> _INPUT_:
☆ ☆ ☆
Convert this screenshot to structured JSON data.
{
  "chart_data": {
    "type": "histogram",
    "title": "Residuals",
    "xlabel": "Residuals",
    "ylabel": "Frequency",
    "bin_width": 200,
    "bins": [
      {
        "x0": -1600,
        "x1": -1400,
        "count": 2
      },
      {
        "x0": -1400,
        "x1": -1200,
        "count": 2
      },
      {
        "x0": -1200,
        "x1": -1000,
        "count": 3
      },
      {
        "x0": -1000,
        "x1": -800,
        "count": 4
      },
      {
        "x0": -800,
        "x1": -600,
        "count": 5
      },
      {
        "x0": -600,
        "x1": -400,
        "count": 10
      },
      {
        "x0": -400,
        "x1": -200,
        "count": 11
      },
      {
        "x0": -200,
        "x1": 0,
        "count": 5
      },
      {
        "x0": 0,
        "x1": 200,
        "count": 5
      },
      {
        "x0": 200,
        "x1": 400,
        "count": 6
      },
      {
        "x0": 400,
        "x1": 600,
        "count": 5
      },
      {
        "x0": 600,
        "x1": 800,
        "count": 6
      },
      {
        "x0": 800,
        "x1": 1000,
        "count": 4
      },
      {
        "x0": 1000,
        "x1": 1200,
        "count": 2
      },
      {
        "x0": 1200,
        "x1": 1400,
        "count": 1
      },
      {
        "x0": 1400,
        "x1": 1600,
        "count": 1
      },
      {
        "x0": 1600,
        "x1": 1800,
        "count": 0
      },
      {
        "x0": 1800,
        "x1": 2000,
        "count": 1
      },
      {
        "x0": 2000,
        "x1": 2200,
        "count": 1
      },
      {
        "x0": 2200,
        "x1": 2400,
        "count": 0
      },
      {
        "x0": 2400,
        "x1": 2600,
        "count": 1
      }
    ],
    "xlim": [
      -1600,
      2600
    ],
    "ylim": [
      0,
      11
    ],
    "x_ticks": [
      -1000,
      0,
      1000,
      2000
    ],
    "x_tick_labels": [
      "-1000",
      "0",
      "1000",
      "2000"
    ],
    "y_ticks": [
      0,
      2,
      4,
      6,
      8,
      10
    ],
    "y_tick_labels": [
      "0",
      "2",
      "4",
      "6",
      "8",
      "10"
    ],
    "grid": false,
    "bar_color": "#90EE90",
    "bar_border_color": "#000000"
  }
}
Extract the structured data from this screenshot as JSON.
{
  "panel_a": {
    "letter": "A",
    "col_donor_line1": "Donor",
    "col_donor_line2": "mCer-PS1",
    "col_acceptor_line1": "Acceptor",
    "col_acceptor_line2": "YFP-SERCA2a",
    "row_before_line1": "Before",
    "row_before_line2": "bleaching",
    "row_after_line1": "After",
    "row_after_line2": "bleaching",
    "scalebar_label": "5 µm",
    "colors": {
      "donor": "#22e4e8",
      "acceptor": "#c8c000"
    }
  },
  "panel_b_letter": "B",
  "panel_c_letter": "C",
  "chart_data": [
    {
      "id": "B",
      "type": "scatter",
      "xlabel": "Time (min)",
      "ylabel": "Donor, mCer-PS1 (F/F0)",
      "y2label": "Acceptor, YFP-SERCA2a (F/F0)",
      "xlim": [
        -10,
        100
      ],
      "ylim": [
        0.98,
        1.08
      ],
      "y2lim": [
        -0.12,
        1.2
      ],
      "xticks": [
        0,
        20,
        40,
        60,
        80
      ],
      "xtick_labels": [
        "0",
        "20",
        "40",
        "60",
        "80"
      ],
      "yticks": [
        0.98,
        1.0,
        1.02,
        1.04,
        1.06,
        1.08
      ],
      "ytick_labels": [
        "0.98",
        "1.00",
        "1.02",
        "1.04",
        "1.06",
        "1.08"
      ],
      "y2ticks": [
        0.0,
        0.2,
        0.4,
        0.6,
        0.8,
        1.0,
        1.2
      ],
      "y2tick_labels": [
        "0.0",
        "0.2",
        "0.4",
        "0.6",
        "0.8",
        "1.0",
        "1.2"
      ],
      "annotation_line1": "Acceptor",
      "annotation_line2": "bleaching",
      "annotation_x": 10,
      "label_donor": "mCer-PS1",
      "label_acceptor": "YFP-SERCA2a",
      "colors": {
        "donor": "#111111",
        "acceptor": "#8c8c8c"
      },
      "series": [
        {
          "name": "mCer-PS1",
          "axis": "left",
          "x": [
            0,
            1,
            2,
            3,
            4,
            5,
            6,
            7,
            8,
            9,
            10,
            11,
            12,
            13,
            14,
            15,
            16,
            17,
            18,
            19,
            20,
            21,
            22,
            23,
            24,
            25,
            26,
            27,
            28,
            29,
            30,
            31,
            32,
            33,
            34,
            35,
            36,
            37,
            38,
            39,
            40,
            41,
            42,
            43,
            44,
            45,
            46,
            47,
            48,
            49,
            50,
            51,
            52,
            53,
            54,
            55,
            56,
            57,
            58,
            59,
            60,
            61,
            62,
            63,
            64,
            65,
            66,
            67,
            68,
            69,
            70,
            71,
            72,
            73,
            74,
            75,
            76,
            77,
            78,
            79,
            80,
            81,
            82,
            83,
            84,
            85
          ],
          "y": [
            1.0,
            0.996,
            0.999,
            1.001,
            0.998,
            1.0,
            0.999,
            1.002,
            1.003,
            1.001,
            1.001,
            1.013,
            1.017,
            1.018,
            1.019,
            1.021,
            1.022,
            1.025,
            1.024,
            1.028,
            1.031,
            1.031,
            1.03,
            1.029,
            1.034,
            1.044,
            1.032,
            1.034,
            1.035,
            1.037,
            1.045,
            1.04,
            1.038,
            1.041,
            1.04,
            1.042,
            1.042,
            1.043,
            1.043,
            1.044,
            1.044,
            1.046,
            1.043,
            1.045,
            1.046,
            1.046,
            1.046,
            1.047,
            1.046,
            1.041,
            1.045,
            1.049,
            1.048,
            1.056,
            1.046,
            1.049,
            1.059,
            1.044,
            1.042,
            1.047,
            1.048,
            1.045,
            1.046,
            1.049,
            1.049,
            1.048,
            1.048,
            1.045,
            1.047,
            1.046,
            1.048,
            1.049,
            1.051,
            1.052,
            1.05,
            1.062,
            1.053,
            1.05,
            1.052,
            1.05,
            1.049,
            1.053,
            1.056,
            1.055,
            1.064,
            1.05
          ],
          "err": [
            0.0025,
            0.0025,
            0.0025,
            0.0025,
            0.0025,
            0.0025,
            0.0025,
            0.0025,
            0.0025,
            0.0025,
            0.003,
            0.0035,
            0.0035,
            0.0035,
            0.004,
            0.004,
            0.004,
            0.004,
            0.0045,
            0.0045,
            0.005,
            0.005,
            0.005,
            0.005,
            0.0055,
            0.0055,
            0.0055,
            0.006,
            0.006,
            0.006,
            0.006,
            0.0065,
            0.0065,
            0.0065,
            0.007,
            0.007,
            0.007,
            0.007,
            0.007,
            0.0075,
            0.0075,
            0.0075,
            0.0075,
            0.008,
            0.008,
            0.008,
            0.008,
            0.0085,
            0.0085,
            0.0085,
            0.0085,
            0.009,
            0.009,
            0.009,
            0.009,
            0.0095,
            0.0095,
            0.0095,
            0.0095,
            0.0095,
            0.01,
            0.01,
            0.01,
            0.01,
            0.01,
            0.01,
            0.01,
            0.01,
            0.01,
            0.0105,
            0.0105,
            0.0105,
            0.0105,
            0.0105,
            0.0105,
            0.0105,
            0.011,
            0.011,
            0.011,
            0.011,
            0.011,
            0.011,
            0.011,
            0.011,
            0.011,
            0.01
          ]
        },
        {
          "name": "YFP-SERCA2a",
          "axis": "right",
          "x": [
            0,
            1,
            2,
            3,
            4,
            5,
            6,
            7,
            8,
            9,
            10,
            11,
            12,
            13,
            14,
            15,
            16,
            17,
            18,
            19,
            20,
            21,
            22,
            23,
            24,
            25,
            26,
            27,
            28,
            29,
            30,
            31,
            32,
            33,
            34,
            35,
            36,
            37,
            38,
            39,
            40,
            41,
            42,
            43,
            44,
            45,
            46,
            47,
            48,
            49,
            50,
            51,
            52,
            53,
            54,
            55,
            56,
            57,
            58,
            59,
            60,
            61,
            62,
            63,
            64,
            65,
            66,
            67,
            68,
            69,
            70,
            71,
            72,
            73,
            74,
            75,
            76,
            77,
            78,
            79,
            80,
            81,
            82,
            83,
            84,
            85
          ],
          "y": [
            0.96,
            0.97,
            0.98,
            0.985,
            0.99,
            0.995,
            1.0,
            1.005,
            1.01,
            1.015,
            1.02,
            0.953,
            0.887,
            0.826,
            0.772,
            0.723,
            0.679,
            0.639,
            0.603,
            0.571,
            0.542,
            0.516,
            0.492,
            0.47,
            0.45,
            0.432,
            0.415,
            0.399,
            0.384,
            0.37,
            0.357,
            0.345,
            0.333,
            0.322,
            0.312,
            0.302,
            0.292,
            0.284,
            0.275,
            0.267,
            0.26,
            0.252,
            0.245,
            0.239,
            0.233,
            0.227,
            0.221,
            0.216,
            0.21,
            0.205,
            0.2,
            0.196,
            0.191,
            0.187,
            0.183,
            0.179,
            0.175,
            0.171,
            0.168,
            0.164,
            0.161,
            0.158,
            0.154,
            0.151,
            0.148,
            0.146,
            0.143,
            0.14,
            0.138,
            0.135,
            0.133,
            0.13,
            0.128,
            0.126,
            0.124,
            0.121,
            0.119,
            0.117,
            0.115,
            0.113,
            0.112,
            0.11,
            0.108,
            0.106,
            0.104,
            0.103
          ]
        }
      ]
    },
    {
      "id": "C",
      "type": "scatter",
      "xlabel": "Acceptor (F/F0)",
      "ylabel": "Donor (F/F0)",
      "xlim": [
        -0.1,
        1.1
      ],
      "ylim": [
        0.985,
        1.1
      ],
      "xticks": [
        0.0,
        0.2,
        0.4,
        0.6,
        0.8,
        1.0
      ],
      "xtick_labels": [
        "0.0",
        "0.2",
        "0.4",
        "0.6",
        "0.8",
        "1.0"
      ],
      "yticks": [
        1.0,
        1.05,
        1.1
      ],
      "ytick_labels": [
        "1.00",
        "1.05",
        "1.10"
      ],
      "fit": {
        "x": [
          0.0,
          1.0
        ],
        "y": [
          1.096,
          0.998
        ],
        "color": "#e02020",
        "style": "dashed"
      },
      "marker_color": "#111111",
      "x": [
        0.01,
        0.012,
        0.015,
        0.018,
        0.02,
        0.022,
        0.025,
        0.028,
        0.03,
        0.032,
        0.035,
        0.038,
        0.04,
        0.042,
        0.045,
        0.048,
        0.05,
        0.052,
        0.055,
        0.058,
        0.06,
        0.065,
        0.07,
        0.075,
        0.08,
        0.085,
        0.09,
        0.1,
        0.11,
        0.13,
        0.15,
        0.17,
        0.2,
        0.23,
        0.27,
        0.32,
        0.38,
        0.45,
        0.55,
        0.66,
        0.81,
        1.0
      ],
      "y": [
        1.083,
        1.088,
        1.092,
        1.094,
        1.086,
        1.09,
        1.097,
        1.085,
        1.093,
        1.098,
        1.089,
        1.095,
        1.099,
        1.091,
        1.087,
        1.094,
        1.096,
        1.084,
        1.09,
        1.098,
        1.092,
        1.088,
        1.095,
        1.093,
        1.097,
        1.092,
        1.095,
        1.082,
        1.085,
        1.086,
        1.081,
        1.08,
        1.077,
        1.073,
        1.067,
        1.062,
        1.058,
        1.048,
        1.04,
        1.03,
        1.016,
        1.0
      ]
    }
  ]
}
☆ ☆ ☆
> _WHAT YOU ARE ASKED TO DO_:
Copy all lines in the listing above where the string "bleaching" appears.

> _RESULT OF THE EXERCISE_:
    "row_before_line2": "bleaching",
    "row_after_line2": "bleaching",
      "annotation_line2": "bleaching",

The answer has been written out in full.